═════ Passage to read ═════

The real sons of anarchy
A Good City Guide to Tijuana through its outlaw history – and dives

Gangsters. Tacos. Mipsters. TV writer Matt Graham hunts for the real Tijuana via a look back at its frontier history. With its outlaw past, the misunderstood city represented the last of the West Coast’s ‘Wild West’ – you need to look at TJ through a historical lens to really get it
At first, all I knew about Tijuana was that “it was dangerous”. I went there in 1997 when I was a student at USC. Everyone warned me not to go – that I’d almost certainly be killed or at least wake up in a bath of ice with my organs removed. I heard the word “dangerous” repeated constantly.
That was the moment I started to fall in love with the place – before I’d even arrived.
I’d heard exactly the same things about Los Angeles of course, and America in general, before I moved there from England – so I didn’t pay those voices all that much attention.
A few years after my first visit, I heard a story about an ex-British Army officer who took over Tijuana and for a few months ruled it as his personal fiefdom before the First World War. It seemed too incredible to be true – like something out of a Werner Herzog film. Today, because few of the locals are Puro Tijuanense, coming as they do from all over Mexico and the world, the story of the city’s early years has been largely forgotten.
Poor Mexico. So Far from God, so Close to the United States.
Porfirio Diaz
A little disclaimer about me before we begin: I’m an Outsider. I’m an Outsider everywhere I’ve ever been. So this isn’t a local’s guide because I’m not a local, I’m not even Mexican, but something about Tijuana drew me in and I wanted to share it. Outsiders have their own role to play: in Hollywood Italians reinvented the Western, for instance. Sergio Leone couldn’t even speak English. It didn’t stop him making Once Upon a Time in The West.

═════ Data excerpts ═════

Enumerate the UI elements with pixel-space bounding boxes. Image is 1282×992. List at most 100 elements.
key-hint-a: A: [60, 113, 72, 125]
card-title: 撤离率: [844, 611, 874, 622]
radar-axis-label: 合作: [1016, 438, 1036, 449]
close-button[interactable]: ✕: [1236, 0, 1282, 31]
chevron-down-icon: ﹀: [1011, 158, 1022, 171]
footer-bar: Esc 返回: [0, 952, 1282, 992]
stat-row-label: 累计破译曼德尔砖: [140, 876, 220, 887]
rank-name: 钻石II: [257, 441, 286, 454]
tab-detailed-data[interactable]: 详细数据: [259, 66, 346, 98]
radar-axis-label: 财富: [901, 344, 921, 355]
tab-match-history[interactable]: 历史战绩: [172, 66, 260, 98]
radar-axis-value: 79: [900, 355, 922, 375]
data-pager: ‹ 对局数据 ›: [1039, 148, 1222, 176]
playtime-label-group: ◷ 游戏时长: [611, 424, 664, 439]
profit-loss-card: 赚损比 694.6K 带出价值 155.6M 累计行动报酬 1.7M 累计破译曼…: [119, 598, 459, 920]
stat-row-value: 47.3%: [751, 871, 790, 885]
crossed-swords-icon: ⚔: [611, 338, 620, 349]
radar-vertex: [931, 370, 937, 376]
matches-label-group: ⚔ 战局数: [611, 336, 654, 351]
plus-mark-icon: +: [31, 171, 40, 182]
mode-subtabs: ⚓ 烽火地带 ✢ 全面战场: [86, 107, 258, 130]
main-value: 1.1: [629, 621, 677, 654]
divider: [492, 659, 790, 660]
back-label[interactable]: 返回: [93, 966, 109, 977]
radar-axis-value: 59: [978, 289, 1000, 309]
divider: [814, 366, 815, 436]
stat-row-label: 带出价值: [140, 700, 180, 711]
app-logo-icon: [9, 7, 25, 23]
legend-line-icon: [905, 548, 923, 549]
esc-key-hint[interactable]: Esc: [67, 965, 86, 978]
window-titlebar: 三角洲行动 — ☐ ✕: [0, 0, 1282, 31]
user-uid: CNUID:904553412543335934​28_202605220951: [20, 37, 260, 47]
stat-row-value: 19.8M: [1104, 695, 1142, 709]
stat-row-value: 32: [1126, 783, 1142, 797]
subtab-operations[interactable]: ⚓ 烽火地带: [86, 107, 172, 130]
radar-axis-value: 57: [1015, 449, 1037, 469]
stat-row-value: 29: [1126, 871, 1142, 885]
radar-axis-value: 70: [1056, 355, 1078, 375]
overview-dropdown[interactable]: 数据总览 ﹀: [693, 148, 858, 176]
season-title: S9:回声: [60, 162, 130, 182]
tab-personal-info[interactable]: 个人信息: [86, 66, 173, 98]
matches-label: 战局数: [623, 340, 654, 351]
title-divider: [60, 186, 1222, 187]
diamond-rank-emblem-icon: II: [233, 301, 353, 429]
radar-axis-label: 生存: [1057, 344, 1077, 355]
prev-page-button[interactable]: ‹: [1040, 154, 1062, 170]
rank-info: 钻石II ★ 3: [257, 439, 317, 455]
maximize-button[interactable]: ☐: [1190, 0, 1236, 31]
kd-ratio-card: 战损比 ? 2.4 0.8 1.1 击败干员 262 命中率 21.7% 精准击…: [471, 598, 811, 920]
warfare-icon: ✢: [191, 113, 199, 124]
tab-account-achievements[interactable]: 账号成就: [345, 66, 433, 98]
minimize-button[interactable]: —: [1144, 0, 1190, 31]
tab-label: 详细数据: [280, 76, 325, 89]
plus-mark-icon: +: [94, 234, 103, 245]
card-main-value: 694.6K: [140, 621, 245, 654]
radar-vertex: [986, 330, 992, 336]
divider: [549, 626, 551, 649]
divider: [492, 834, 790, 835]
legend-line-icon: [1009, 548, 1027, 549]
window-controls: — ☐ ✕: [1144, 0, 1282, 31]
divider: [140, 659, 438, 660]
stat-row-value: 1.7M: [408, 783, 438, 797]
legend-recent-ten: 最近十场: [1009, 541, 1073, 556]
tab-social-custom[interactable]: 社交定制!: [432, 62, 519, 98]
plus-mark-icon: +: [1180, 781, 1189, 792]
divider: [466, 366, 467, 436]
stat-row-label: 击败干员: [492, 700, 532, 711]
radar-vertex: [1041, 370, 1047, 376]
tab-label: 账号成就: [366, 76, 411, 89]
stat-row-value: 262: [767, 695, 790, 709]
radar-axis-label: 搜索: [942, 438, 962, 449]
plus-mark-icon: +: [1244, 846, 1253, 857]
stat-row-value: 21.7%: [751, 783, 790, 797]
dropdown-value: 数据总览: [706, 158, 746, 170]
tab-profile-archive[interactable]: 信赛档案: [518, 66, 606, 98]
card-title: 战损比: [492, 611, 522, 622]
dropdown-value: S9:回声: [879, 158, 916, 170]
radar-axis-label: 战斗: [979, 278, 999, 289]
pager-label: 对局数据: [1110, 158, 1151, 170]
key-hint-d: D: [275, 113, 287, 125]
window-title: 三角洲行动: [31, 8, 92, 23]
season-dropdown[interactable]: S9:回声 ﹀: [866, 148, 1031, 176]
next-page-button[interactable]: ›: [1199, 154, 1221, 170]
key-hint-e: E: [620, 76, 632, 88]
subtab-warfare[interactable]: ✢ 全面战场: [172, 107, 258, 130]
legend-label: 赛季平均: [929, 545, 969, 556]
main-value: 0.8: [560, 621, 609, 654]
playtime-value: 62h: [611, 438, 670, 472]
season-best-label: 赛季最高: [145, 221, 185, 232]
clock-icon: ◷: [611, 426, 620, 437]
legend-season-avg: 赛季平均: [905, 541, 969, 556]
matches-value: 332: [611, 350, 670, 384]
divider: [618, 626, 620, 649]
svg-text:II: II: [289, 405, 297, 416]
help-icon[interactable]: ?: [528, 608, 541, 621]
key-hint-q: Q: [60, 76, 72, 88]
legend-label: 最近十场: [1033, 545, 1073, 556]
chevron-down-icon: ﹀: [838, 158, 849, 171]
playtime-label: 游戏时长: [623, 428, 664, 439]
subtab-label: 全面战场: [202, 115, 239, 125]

═════

Copy out the Tijuana city guide word for word, from the headline to the final sentence.

__Solution to the problem__
The real sons of anarchy
A Good City Guide to Tijuana through its outlaw history – and dives

Gangsters. Tacos. Mipsters. TV writer Matt Graham hunts for the real Tijuana via a look back at its frontier history. With its outlaw past, the misunderstood city represented the last of the West Coast’s ‘Wild West’ – you need to look at TJ through a historical lens to really get it
At first, all I knew about Tijuana was that “it was dangerous”. I went there in 1997 when I was a student at USC. Everyone warned me not to go – that I’d almost certainly be killed or at least wake up in a bath of ice with my organs removed. I heard the word “dangerous” repeated constantly.
That was the moment I started to fall in love with the place – before I’d even arrived.
I’d heard exactly the same things about Los Angeles of course, and America in general, before I moved there from England – so I didn’t pay those voices all that much attention.
A few years after my first visit, I heard a story about an ex-British Army officer who took over Tijuana and for a few months ruled it as his personal fiefdom before the First World War. It seemed too incredible to be true – like something out of a Werner Herzog film. Today, because few of the locals are Puro Tijuanense, coming as they do from all over Mexico and the world, the story of the city’s early years has been largely forgotten.
Poor Mexico. So Far from God, so Close to the United States.
Porfirio Diaz
A little disclaimer about me before we begin: I’m an Outsider. I’m an Outsider everywhere I’ve ever been. So this isn’t a local’s guide because I’m not a local, I’m not even Mexican, but something about Tijuana drew me in and I wanted to share it. Outsiders have their own role to play: in Hollywood Italians reinvented the Western, for instance. Sergio Leone couldn’t even speak English. It didn’t stop him making Once Upon a Time in The West.